TASKS TO PERFORM
(A) According to the forum discussion, what is Lonrho's market cap?
(B) Please reproduce the forum discussion word for word, starting at "Tut tut MF editors!" and ending at "correct next time.".

TEXT EXTRACT
※

I have read that SAB Miller has a market cap of $63 billion odd, Reuters shows it as £43,143.37 mill and their pay out in dividends is in the billions. Methinks that the lottery wins are going to have to grow a helluva lot to be able to buy it outright!

Another thought, Lonrho, recently in profit after years of losses, no dividends paid since '98, and they have extended their profits for this year, market cap £129 mill.

I was looking at SAB some time ago when they were around £11, didn't have enough for a decent holding (1000), and how wrong was I.

Rather than owning one company outright and fretting about what they are doing, I would do a spread of companies, at 50-60 of them, and that would equate to more than £2 mill per holding and leave change for some decent value properties and 'toys', money for the kids/grand kids and a sizable rainy day set aside.

The other problem is how to spend/invest the sizable income surplus to day to day needs. Some charities would do well, but without incurring the inevitable junk mail if you contributed in your own name (they share their lists).

mackeson29 18 Sep 2012 , 9:23am

The only company I would 'buy' would probably be one of the mothballed distilleries in scotland & re-open it. My own single malt.....

dejw 18 Sep 2012 , 12:51pm

Tut tut MF editors!

The column for the market cap should be right justified, not left justified.

This mistake is not worthy of first year business school students, please get it correct next time.

However, a very interesting article and good comments.

※

PROVIDED RECORDS
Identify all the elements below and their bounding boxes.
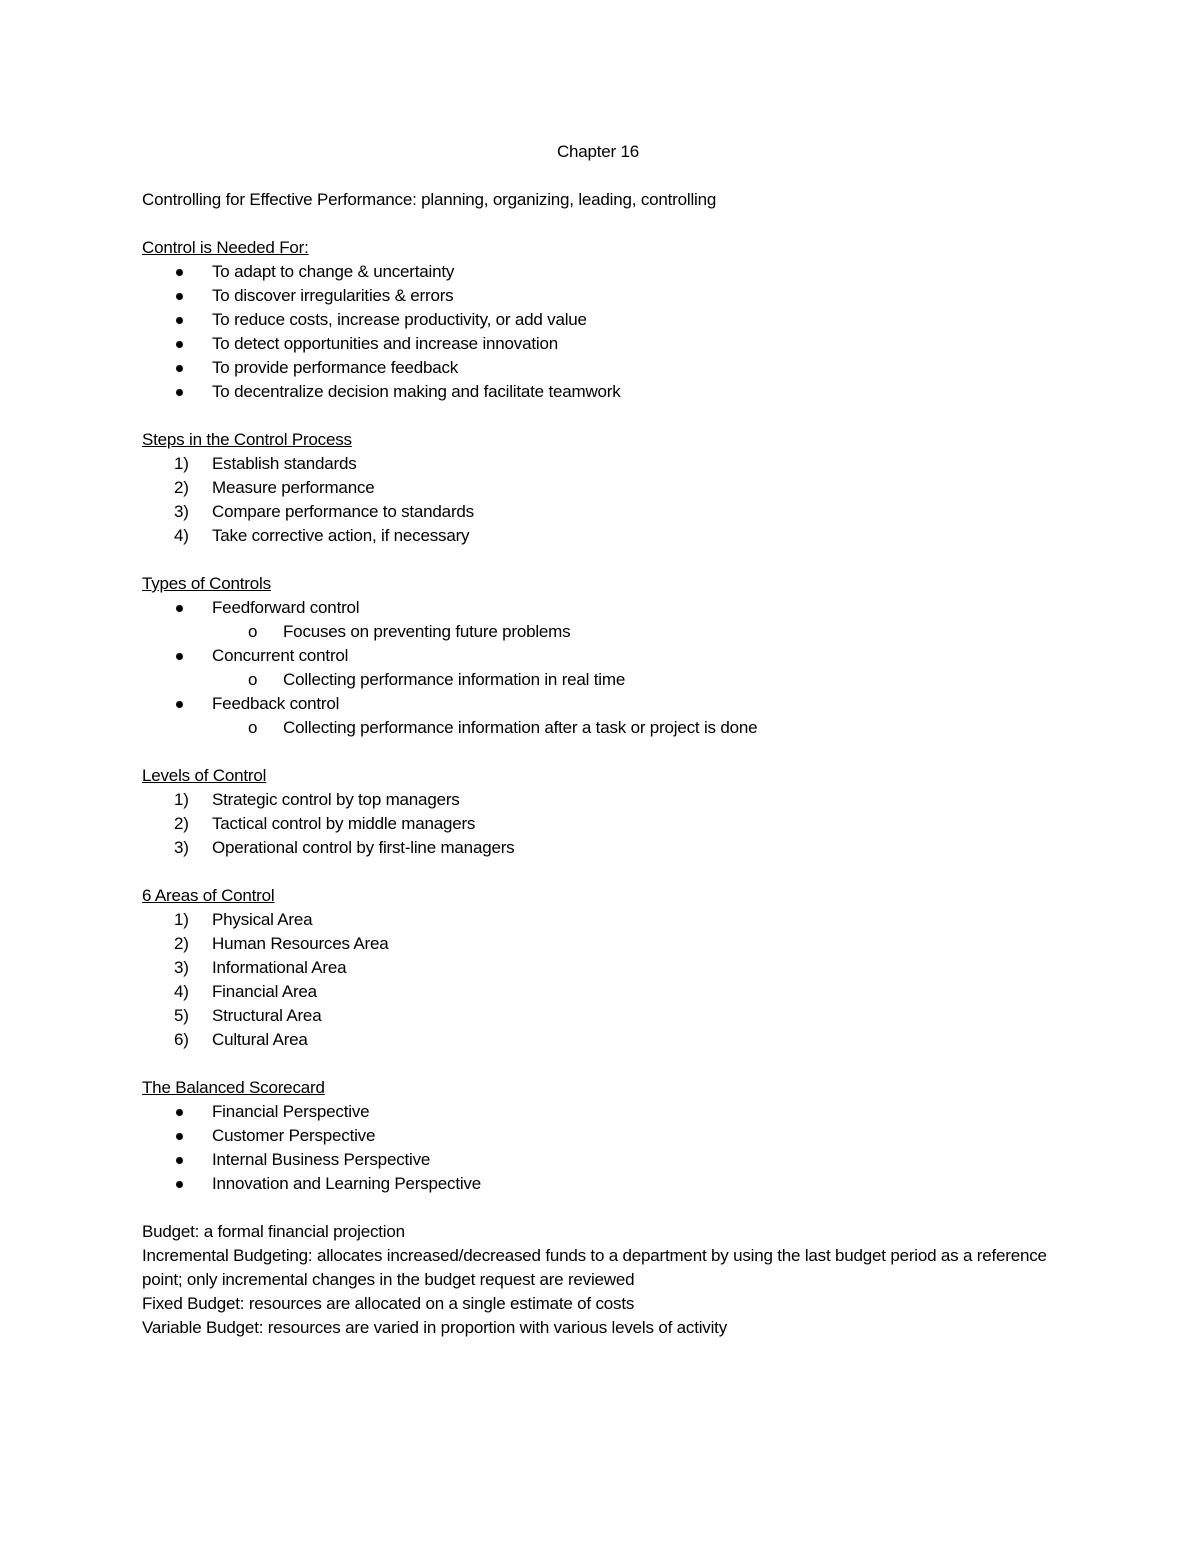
circle-bullet-icon: o [248,622,258,641]
list-number: 5) [174,1006,189,1025]
definition-incremental-budgeting: Incremental Budgeting: allocates increased/decreased funds to a department by using the last budget period as a reference point; only incremental changes in the budget request are reviewed [142,1246,1047,1289]
page-title: Chapter 16 [556,142,640,161]
sub-list-item: o Collecting performance information after a task or project is done [142,716,1062,740]
list-item: 6) Cultural Area [142,1028,1062,1052]
list-item: To reduce costs, increase productivity, or add value [142,308,1062,332]
bullet-icon [176,1133,183,1140]
spacer [142,1196,1062,1220]
sub-list-item: o Collecting performance information in real time [142,668,1062,692]
list-item: To discover irregularities & errors [142,284,1062,308]
section-heading-control-needed: Control is Needed For: [142,238,309,257]
bullet-icon [176,1181,183,1188]
section-heading-steps: Steps in the Control Process [142,430,352,449]
definition-variable-budget: Variable Budget: resources are varied in proportion with various levels of activity [142,1318,727,1337]
list-item: To detect opportunities and increase innovation [142,332,1062,356]
circle-bullet-icon: o [248,718,258,737]
spacer [142,404,1062,428]
list-number: 6) [174,1030,189,1049]
spacer [142,212,1062,236]
definition-fixed-budget: Fixed Budget: resources are allocated on a single estimate of costs [142,1294,635,1313]
bullet-icon [176,365,183,372]
list-number: 3) [174,502,189,521]
bullet-list-control-needed [142,260,1062,404]
numbered-list-levels [142,788,1062,860]
list-item: 4) Financial Area [142,980,1062,1004]
sub-list-item: o Focuses on preventing future problems [142,620,1062,644]
bullet-icon [176,389,183,396]
list-item: Feedforward control [142,596,1062,620]
spacer [142,740,1062,764]
list-item: 3) Compare performance to standards [142,500,1062,524]
list-item: 1) Physical Area [142,908,1062,932]
intro-text: Controlling for Effective Performance: planning, organizing, leading, controlling [142,190,717,209]
section-heading-types: Types of Controls [142,574,271,593]
list-item: 1) Establish standards [142,452,1062,476]
list-item: 5) Structural Area [142,1004,1062,1028]
list-item: To adapt to change & uncertainty [142,260,1062,284]
list-item: 3) Operational control by first-line managers [142,836,1062,860]
list-number: 1) [174,454,189,473]
numbered-list-steps [142,452,1062,548]
bullet-icon [176,1109,183,1116]
list-number: 2) [174,478,189,497]
bullet-icon [176,1157,183,1164]
bullet-icon [176,293,183,300]
list-item: 1) Strategic control by top managers [142,788,1062,812]
document-page [142,140,1062,1340]
bullet-icon [176,341,183,348]
list-number: 1) [174,910,189,929]
list-number: 1) [174,790,189,809]
definition-budget: Budget: a formal financial projection [142,1222,405,1241]
list-item: 3) Informational Area [142,956,1062,980]
list-number: 4) [174,526,189,545]
bullet-list-types [142,596,1062,740]
bullet-icon [176,653,183,660]
list-number: 3) [174,958,189,977]
list-item: Customer Perspective [142,1124,1062,1148]
circle-bullet-icon: o [248,670,258,689]
spacer [142,860,1062,884]
list-number: 2) [174,814,189,833]
bullet-icon [176,701,183,708]
bullet-icon [176,605,183,612]
list-item: 4) Take corrective action, if necessary [142,524,1062,548]
list-item: Feedback control [142,692,1062,716]
bullet-icon [176,269,183,276]
list-item: To provide performance feedback [142,356,1062,380]
numbered-list-areas [142,908,1062,1052]
list-number: 4) [174,982,189,1001]
list-item: Innovation and Learning Perspective [142,1172,1062,1196]
list-item: 2) Human Resources Area [142,932,1062,956]
bullet-list-scorecard [142,1100,1062,1196]
section-heading-areas: 6 Areas of Control [142,886,275,905]
budget-definitions [142,1220,1062,1340]
list-item: 2) Measure performance [142,476,1062,500]
list-item: Internal Business Perspective [142,1148,1062,1172]
list-item: 2) Tactical control by middle managers [142,812,1062,836]
spacer [142,548,1062,572]
list-item: Financial Perspective [142,1100,1062,1124]
list-item: To decentralize decision making and facilitate teamwork [142,380,1062,404]
section-heading-levels: Levels of Control [142,766,267,785]
section-heading-scorecard: The Balanced Scorecard [142,1078,325,1097]
list-number: 3) [174,838,189,857]
spacer [142,1052,1062,1076]
bullet-icon [176,317,183,324]
list-item: Concurrent control [142,644,1062,668]
list-number: 2) [174,934,189,953]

※

IN RESPONSE
(A) £129 million.

(B)
Tut tut MF editors!

The column for the market cap should be right justified, not left justified.

This mistake is not worthy of first year business school students, please get it correct next time.